* **WHAT THE TASK REQUIRES**
Find the string "text" in the records. Copy every line it appears in.

* **RECORDS FOR THIS EXERCISE**
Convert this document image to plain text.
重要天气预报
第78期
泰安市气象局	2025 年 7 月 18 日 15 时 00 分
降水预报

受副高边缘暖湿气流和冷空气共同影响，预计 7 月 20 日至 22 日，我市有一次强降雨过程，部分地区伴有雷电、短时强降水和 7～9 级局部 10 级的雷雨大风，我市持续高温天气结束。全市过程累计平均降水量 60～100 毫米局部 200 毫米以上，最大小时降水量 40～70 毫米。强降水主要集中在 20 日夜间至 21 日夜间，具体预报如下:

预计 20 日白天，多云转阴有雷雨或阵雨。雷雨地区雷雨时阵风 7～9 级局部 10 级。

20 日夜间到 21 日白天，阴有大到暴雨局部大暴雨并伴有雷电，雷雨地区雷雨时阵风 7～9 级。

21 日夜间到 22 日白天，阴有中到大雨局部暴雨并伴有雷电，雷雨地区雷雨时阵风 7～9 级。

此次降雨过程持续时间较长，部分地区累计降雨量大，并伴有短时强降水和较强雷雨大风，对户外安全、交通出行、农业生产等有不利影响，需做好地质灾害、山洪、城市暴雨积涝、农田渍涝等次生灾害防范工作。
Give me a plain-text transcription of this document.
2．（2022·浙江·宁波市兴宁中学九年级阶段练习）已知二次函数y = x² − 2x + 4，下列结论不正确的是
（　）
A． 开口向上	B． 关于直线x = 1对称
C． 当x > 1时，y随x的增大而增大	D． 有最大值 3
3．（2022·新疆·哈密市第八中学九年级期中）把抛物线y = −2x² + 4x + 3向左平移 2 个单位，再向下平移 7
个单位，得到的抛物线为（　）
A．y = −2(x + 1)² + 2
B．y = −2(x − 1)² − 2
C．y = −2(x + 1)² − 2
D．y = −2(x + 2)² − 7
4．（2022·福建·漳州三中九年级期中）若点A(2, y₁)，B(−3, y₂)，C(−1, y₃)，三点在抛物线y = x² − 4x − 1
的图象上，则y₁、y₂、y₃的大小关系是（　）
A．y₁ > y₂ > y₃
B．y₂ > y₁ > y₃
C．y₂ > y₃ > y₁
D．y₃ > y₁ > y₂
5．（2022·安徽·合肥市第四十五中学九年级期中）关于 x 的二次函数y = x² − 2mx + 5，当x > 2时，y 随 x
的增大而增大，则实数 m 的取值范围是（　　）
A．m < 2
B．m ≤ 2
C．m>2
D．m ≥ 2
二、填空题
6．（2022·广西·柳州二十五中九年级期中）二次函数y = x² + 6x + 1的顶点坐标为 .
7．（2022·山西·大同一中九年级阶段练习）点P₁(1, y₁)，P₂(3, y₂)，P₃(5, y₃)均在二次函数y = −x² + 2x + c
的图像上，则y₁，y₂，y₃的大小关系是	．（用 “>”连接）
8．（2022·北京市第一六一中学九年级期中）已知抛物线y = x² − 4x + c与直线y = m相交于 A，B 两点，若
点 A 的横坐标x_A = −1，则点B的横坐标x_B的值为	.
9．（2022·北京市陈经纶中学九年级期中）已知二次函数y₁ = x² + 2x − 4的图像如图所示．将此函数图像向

* **RESPONSE FOR THIS EXERCISE**
Convert this document image to plain text.
Give me a plain-text transcription of this document.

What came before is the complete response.